• _GOAL_
Copy out every line in which the string "Float" occurs.

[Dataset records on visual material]
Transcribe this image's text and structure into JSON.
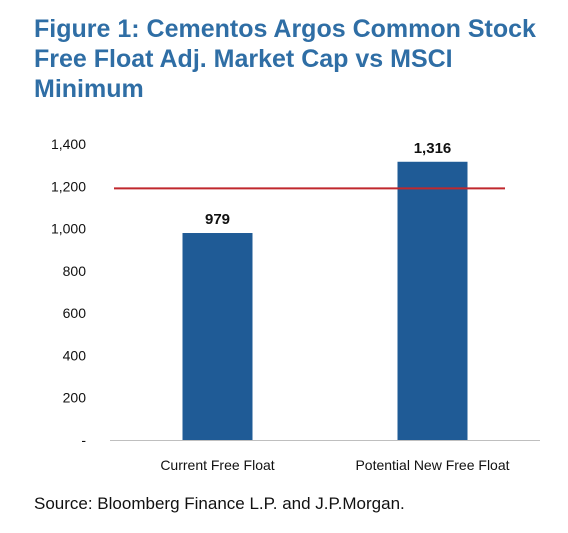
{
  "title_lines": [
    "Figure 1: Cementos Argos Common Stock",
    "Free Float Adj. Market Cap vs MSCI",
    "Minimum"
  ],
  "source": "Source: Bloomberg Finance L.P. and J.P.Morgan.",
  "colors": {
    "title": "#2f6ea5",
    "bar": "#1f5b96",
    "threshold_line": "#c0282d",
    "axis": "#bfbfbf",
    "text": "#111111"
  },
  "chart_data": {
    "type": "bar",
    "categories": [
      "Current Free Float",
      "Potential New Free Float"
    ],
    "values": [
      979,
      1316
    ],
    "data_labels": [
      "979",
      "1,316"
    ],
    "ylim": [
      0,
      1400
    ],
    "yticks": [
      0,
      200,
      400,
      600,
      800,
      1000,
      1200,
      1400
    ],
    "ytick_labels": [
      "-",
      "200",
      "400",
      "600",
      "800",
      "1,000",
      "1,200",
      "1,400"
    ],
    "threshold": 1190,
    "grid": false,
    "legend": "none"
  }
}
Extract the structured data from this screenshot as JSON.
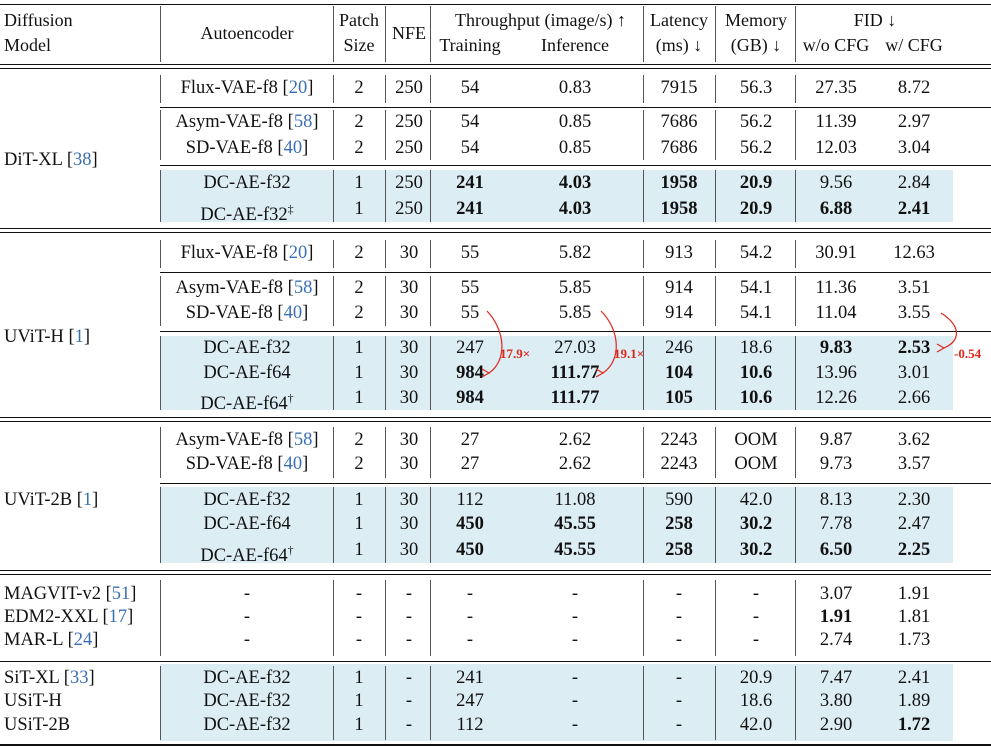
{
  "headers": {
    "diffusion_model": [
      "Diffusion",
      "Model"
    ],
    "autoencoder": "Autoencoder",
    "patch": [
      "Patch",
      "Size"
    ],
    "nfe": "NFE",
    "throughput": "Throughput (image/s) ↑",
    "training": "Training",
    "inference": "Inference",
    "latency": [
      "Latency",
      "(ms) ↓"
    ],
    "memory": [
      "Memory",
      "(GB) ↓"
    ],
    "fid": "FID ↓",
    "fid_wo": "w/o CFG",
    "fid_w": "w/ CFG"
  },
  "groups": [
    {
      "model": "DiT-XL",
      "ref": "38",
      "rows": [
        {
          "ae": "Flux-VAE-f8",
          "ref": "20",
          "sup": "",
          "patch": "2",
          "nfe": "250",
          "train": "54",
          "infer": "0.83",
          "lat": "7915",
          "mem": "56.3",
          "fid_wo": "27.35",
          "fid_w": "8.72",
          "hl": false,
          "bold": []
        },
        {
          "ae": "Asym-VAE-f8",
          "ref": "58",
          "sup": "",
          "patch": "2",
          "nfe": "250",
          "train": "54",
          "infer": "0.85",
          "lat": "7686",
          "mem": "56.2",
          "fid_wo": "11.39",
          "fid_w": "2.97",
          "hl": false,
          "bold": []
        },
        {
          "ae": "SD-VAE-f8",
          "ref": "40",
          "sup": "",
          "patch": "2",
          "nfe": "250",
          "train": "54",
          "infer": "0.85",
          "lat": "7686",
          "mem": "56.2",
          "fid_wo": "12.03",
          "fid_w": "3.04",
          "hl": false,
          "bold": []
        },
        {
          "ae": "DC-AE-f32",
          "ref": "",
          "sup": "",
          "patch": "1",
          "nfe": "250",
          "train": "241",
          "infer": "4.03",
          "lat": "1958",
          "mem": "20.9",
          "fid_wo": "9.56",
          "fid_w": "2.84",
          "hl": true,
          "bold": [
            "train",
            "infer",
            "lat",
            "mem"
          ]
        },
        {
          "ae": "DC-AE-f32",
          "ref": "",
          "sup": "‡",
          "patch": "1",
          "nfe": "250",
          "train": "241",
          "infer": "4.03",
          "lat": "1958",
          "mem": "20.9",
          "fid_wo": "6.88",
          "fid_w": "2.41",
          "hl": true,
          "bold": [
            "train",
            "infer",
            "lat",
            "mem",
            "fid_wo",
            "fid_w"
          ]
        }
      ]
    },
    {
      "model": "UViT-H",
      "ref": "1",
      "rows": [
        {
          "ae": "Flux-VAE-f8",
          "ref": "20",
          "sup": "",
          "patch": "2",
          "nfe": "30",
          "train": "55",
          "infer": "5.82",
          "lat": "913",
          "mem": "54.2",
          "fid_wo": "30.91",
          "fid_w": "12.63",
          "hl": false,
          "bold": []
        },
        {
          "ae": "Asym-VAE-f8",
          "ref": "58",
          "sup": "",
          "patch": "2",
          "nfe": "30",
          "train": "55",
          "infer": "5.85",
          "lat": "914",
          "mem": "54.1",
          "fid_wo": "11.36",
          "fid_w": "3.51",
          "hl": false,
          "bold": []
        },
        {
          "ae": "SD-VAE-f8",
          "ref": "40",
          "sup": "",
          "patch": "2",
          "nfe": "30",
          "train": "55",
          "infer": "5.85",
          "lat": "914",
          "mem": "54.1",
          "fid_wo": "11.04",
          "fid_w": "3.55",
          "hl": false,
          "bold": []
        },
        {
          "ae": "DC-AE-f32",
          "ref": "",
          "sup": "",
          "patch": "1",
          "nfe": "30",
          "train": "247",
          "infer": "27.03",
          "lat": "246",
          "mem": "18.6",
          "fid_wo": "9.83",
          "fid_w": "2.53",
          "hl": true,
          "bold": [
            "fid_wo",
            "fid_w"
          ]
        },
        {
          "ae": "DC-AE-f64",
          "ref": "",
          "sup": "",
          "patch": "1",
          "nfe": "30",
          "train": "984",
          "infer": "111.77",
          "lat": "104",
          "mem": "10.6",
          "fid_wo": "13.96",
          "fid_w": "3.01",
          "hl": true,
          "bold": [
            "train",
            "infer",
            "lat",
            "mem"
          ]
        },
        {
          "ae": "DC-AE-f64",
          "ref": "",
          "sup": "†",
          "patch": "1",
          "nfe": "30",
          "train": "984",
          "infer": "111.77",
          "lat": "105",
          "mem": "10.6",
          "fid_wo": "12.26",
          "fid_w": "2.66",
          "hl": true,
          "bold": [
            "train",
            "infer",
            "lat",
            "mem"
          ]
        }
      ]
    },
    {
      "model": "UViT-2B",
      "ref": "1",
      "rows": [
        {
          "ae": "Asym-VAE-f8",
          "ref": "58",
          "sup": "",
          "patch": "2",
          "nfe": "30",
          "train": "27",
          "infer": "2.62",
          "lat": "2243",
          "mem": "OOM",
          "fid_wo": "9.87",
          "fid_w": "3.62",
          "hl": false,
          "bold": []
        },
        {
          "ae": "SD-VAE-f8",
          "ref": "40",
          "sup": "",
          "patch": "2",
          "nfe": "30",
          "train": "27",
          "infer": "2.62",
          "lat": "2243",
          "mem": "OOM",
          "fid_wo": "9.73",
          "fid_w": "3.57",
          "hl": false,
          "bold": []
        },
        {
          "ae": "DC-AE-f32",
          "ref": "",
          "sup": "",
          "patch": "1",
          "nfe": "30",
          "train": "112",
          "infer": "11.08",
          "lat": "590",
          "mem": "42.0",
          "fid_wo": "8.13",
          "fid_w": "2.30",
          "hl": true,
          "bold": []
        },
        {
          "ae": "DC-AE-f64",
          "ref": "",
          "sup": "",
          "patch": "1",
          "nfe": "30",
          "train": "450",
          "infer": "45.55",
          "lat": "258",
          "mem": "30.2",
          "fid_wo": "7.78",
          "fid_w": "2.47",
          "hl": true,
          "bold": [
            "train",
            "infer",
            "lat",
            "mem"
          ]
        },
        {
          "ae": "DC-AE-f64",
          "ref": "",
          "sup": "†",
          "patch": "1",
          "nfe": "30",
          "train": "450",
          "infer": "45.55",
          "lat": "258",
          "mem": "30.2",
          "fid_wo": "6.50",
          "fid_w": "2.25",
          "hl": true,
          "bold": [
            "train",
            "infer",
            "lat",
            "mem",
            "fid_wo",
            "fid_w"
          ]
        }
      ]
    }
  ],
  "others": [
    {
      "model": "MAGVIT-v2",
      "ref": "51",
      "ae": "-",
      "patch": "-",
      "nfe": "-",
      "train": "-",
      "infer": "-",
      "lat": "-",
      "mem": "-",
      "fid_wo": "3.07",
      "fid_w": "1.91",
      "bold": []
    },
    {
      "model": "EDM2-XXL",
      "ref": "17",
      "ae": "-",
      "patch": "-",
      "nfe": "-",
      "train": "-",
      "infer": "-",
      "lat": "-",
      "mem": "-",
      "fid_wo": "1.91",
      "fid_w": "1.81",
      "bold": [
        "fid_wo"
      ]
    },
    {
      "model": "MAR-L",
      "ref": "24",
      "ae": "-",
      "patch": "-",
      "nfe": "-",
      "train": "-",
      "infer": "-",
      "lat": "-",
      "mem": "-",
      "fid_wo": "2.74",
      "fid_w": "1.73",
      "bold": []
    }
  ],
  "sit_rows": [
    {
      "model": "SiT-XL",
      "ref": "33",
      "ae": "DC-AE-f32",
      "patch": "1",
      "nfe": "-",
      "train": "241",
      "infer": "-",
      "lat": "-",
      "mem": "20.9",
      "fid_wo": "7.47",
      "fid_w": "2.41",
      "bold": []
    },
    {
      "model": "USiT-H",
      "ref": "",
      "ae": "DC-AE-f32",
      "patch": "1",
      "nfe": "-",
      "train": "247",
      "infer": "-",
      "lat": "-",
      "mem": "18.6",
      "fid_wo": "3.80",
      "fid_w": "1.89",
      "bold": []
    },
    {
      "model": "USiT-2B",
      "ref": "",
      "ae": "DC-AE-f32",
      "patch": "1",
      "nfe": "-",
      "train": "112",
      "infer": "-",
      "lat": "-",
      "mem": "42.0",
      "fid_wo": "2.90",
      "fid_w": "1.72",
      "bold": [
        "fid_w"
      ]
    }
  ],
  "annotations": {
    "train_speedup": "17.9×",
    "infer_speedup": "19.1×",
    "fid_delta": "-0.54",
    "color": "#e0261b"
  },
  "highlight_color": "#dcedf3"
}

• _ANSWER_
    "Free Float Adj. Market Cap vs MSCI",
      "Current Free Float",
      "Potential New Free Float"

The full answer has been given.